**TASK OBJECTIVE**. Which lines hold the word "其数值受珍兽资质和成"? Show each of them.
>> START MATERIAL FOR THE TASK
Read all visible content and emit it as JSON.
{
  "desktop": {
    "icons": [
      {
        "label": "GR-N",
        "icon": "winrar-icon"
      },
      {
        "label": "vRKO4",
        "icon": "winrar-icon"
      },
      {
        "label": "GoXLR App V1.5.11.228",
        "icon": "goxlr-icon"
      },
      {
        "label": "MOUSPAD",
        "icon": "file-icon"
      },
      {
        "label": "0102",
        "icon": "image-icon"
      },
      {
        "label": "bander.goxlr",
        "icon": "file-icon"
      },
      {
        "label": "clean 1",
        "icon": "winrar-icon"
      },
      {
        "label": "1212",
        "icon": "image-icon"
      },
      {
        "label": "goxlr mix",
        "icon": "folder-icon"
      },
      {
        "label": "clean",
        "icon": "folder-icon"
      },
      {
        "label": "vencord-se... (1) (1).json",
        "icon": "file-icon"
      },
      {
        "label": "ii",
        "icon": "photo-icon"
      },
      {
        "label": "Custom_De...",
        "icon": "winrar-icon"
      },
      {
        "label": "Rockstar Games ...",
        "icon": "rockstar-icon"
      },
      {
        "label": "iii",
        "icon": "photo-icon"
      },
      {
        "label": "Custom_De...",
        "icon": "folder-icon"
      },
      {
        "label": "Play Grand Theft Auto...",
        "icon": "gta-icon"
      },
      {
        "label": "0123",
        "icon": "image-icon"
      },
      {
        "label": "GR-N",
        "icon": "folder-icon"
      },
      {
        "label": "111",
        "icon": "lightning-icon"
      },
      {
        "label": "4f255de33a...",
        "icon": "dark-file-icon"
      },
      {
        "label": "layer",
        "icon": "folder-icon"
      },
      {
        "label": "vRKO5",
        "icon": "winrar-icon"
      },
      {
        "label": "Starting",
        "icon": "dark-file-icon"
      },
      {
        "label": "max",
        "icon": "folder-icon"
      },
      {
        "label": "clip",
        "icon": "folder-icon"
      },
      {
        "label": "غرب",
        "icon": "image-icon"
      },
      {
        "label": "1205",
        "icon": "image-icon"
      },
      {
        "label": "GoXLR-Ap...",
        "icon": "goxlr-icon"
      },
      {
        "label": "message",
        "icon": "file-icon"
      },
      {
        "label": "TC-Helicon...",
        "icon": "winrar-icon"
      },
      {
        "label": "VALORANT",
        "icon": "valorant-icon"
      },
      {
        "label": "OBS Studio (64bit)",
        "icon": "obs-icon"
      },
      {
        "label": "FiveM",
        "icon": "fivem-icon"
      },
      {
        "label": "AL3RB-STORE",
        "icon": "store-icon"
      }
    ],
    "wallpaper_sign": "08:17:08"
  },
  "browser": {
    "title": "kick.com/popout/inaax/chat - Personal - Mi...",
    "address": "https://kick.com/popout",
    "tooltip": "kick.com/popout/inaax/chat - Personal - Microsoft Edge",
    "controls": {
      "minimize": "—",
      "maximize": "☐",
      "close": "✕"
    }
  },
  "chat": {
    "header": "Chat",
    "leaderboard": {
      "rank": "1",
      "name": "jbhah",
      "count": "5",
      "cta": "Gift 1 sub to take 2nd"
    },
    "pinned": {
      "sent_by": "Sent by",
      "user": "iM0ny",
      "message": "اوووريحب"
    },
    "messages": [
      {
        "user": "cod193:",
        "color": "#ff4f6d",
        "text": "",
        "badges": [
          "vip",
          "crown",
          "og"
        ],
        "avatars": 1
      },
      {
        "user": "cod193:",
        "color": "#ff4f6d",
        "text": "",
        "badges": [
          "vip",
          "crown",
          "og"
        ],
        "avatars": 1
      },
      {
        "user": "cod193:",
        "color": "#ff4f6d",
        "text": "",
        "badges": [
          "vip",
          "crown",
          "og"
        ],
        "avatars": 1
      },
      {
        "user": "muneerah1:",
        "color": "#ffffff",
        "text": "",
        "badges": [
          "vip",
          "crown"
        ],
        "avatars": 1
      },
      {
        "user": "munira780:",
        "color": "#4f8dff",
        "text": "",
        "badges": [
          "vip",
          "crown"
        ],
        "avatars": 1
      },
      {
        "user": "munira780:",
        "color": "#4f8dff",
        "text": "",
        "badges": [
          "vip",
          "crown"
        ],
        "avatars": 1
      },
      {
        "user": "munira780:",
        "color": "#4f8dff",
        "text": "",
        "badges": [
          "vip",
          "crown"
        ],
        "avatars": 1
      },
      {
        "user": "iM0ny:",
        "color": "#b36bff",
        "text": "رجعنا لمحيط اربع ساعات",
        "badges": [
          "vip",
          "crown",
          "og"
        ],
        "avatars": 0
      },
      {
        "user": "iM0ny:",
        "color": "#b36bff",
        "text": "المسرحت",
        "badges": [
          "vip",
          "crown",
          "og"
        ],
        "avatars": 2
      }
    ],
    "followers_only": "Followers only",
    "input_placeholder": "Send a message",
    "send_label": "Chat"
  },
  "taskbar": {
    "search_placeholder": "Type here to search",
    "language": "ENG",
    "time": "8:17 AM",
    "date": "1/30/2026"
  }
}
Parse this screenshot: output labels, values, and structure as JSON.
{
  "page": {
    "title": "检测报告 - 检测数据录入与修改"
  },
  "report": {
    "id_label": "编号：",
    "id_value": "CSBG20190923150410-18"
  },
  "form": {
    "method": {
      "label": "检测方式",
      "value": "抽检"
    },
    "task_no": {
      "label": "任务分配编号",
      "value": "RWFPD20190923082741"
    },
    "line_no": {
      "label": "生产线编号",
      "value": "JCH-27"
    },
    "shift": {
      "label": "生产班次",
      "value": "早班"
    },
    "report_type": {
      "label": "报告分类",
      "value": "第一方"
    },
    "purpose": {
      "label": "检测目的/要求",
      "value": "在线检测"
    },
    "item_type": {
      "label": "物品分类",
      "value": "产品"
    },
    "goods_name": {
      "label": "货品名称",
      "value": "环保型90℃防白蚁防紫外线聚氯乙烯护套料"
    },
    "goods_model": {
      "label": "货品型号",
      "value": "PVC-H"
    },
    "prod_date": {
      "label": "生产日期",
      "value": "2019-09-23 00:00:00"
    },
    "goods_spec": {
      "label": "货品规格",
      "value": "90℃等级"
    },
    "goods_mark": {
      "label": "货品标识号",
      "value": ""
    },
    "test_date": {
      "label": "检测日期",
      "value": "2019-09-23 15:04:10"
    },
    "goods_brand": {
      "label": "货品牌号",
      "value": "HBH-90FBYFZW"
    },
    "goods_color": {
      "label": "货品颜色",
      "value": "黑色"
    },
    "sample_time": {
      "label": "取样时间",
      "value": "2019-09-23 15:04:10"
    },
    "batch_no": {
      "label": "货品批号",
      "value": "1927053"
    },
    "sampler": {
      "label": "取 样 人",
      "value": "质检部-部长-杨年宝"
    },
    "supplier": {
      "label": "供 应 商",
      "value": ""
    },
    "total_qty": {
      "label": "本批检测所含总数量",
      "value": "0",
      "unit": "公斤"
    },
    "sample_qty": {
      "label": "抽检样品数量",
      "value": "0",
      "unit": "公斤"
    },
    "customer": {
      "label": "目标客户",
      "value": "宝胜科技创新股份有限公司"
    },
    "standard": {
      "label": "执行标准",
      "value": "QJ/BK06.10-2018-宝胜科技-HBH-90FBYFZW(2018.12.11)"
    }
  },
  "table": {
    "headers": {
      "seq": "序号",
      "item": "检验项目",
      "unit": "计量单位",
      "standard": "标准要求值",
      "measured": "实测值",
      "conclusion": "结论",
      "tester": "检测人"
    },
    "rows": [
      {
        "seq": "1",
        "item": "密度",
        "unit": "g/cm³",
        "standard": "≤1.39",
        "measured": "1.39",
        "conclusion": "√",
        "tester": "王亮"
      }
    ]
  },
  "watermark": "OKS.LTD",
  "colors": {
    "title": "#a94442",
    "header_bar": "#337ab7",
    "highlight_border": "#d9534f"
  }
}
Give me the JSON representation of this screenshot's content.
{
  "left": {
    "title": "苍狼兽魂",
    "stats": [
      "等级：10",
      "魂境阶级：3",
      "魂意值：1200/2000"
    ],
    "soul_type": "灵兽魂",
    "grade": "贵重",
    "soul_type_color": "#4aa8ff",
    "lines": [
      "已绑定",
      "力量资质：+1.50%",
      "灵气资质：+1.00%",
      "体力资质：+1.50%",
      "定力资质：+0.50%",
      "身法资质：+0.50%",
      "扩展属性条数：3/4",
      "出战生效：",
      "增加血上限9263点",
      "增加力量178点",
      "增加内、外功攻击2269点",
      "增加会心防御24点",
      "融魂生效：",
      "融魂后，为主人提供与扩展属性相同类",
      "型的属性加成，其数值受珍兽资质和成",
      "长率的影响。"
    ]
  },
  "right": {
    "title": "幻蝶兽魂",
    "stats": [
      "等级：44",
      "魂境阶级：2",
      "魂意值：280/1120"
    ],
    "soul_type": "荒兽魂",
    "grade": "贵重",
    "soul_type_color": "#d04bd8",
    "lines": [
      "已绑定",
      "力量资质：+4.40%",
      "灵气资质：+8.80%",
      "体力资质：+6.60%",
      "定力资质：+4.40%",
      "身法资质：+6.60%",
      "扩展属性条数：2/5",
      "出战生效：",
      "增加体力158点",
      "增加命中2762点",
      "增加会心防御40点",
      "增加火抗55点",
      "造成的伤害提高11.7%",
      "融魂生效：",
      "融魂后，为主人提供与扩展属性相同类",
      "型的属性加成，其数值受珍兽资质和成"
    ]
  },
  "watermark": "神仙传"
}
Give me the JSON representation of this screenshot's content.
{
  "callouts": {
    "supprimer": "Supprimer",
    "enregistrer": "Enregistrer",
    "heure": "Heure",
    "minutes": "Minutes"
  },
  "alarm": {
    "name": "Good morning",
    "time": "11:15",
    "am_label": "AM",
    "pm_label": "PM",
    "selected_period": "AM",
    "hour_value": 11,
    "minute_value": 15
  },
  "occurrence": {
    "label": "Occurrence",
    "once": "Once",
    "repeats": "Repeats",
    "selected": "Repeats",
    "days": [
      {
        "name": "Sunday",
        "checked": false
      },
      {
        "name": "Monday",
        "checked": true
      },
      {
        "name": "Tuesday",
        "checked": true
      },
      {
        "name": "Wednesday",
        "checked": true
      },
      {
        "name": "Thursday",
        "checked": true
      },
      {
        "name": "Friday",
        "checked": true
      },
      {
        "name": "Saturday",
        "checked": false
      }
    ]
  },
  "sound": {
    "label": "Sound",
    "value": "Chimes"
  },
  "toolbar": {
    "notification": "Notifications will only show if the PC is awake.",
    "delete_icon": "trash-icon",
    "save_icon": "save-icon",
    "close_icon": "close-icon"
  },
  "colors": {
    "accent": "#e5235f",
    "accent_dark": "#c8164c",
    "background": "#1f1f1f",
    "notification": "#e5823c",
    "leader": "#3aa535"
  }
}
>> END MATERIAL FOR THE TASK
**WRITTEN ANSWER**.
      "型的属性加成，其数值受珍兽资质和成",
      "型的属性加成，其数值受珍兽资质和成"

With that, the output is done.